### Stated task
Copy out each line of the material in which the word "lines" appears.

### Dataset records
* * * * * * * * *

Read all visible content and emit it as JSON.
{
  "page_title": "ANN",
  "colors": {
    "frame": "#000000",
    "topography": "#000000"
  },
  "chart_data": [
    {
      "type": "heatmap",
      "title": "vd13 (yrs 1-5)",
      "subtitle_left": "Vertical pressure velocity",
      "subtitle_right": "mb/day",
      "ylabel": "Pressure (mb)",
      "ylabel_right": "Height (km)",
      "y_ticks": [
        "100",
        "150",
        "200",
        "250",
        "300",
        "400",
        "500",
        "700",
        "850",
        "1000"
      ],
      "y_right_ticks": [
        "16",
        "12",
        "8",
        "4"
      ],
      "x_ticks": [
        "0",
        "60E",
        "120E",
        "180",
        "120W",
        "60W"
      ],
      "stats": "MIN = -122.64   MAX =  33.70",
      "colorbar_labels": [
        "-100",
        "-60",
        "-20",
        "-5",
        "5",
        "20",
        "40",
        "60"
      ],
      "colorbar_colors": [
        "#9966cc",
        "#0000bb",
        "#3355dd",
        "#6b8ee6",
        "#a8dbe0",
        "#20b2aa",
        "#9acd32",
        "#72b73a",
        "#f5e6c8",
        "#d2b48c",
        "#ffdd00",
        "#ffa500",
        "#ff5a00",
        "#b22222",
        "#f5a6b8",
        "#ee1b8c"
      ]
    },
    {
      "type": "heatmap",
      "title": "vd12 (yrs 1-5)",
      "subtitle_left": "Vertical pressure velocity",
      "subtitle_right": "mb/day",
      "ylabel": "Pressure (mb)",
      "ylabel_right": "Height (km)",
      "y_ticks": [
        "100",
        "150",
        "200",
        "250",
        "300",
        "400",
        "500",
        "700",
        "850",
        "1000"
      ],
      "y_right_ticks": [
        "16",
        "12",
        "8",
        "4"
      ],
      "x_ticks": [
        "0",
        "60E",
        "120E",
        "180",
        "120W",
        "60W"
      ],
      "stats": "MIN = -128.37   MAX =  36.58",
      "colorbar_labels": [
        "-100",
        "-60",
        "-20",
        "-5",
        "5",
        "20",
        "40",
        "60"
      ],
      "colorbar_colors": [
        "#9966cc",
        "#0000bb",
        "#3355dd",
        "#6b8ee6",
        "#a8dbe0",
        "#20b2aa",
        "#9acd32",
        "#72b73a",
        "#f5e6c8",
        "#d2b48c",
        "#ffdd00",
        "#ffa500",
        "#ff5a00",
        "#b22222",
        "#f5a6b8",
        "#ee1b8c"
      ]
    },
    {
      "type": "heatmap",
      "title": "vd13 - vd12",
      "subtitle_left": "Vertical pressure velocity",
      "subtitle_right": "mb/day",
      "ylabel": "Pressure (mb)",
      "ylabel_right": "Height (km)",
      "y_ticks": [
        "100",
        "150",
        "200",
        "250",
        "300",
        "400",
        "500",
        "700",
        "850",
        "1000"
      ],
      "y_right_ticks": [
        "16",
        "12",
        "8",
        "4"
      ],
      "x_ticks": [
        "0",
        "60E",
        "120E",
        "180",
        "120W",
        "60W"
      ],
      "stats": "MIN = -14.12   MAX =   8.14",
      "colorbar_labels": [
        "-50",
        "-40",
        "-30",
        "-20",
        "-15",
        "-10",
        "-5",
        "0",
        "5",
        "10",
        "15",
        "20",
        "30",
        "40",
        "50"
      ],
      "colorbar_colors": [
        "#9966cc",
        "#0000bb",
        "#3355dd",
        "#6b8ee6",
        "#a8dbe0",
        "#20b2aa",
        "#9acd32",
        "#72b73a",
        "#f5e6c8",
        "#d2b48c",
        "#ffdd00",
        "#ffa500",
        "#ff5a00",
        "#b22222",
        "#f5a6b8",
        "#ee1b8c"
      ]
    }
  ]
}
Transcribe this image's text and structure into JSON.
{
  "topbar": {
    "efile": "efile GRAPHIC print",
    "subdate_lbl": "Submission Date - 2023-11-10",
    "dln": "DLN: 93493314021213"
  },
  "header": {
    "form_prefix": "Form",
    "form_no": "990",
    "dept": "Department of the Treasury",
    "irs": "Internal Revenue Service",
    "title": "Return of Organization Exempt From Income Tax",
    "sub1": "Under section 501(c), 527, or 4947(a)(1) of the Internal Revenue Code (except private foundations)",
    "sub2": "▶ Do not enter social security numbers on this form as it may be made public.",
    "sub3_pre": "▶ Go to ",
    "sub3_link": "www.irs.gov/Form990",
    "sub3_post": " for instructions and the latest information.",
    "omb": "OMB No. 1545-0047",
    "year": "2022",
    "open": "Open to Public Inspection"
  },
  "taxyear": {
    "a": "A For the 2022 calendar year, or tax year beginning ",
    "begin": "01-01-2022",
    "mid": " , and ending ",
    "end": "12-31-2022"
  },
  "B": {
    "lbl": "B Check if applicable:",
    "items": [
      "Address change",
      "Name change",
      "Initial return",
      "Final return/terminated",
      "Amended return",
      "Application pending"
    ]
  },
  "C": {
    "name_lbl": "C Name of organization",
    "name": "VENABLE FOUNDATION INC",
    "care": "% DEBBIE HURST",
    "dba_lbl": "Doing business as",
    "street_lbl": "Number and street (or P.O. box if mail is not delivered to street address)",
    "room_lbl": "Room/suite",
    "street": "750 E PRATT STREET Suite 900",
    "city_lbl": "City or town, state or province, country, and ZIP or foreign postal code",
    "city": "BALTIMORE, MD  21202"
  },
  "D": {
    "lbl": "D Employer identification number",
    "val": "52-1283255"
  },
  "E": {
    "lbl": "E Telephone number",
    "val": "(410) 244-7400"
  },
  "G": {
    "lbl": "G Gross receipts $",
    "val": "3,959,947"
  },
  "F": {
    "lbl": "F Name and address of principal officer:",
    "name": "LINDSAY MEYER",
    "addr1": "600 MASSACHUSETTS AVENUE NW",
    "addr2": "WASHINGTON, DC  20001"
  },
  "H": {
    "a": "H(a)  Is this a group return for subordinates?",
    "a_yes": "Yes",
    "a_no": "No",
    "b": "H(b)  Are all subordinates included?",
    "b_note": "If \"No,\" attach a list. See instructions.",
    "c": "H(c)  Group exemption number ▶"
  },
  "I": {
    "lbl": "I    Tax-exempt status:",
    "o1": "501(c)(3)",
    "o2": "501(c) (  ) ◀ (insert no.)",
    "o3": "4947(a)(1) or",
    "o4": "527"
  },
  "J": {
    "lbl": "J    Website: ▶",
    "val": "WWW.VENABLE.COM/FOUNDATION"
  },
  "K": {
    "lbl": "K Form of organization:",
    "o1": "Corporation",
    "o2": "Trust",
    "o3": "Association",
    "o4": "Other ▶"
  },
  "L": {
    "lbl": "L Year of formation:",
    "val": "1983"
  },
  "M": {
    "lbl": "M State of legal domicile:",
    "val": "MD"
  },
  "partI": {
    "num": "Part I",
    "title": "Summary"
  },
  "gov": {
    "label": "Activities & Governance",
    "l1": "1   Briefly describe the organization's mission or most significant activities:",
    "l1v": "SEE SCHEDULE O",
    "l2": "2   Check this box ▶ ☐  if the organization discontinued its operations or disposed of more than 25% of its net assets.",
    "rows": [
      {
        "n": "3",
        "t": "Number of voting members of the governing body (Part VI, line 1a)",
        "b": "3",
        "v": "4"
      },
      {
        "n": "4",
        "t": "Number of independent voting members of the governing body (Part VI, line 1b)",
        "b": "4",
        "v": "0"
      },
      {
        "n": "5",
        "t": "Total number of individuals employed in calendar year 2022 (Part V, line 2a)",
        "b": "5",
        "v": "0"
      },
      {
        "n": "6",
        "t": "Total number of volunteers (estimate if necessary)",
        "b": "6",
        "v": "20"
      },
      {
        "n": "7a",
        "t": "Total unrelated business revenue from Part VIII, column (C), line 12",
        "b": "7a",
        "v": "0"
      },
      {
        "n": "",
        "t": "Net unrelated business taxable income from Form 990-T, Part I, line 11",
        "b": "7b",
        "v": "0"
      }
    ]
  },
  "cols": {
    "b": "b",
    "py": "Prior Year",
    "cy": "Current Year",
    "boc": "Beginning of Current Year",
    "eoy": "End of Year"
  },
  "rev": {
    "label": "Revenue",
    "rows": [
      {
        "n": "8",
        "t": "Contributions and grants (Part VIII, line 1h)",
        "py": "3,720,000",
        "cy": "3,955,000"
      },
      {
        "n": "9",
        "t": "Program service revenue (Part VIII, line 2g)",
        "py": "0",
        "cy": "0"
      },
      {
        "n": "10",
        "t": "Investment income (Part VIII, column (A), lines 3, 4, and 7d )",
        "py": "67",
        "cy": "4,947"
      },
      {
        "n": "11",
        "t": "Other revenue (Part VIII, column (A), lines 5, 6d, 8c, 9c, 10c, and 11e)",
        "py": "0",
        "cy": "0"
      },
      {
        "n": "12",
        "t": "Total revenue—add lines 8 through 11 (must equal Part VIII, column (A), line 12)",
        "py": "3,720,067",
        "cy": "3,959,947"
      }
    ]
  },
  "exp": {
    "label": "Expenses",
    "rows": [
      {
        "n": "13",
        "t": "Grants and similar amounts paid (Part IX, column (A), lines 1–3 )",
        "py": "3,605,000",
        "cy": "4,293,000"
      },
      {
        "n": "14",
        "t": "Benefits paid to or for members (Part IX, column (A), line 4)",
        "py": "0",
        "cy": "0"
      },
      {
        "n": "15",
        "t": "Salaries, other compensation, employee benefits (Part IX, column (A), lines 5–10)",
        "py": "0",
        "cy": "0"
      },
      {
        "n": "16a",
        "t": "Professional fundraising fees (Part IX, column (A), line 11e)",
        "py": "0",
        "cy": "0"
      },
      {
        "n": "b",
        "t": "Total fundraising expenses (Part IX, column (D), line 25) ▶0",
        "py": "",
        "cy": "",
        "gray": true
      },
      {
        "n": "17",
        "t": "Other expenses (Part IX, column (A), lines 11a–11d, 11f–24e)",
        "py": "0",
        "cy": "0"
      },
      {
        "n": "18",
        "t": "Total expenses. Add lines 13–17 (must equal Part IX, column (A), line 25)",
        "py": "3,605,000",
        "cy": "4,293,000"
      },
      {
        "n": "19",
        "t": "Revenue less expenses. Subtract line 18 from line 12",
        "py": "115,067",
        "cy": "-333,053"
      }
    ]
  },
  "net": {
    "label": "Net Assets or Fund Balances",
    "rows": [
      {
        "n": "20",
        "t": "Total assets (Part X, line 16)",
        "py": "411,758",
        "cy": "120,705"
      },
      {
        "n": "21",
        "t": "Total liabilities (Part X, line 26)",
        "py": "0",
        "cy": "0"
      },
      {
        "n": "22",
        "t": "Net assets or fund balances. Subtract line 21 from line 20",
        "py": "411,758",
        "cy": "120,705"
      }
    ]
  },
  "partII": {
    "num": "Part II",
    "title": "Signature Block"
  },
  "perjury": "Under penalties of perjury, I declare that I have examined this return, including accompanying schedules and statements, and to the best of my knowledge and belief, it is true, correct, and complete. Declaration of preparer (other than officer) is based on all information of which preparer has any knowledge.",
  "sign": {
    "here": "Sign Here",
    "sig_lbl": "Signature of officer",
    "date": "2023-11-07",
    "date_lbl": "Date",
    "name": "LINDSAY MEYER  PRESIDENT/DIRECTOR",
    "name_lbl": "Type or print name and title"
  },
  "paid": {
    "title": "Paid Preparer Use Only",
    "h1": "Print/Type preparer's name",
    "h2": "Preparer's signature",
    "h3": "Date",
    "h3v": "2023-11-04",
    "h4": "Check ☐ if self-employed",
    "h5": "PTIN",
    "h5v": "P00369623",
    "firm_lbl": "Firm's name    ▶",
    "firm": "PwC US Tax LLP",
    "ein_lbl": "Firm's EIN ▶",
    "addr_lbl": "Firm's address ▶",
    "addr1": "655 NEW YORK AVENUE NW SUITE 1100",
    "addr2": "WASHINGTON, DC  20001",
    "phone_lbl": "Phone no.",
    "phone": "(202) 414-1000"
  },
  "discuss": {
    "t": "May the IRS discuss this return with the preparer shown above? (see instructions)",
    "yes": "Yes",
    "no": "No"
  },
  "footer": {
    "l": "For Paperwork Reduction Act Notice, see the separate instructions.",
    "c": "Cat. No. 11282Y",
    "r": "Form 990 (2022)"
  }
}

* * * * * * * * *

### Result of this exercise
        "t": "Investment income (Part VIII, column (A), lines 3, 4, and 7d )",
        "t": "Other revenue (Part VIII, column (A), lines 5, 6d, 8c, 9c, 10c, and 11e)",
        "t": "Total revenue—add lines 8 through 11 (must equal Part VIII, column (A), line 12)",
        "t": "Grants and similar amounts paid (Part IX, column (A), lines 1–3 )",
        "t": "Salaries, other compensation, employee benefits (Part IX, column (A), lines 5–10)",
        "t": "Other expenses (Part IX, column (A), lines 11a–11d, 11f–24e)",
        "t": "Total expenses. Add lines 13–17 (must equal Part IX, column (A), line 25)",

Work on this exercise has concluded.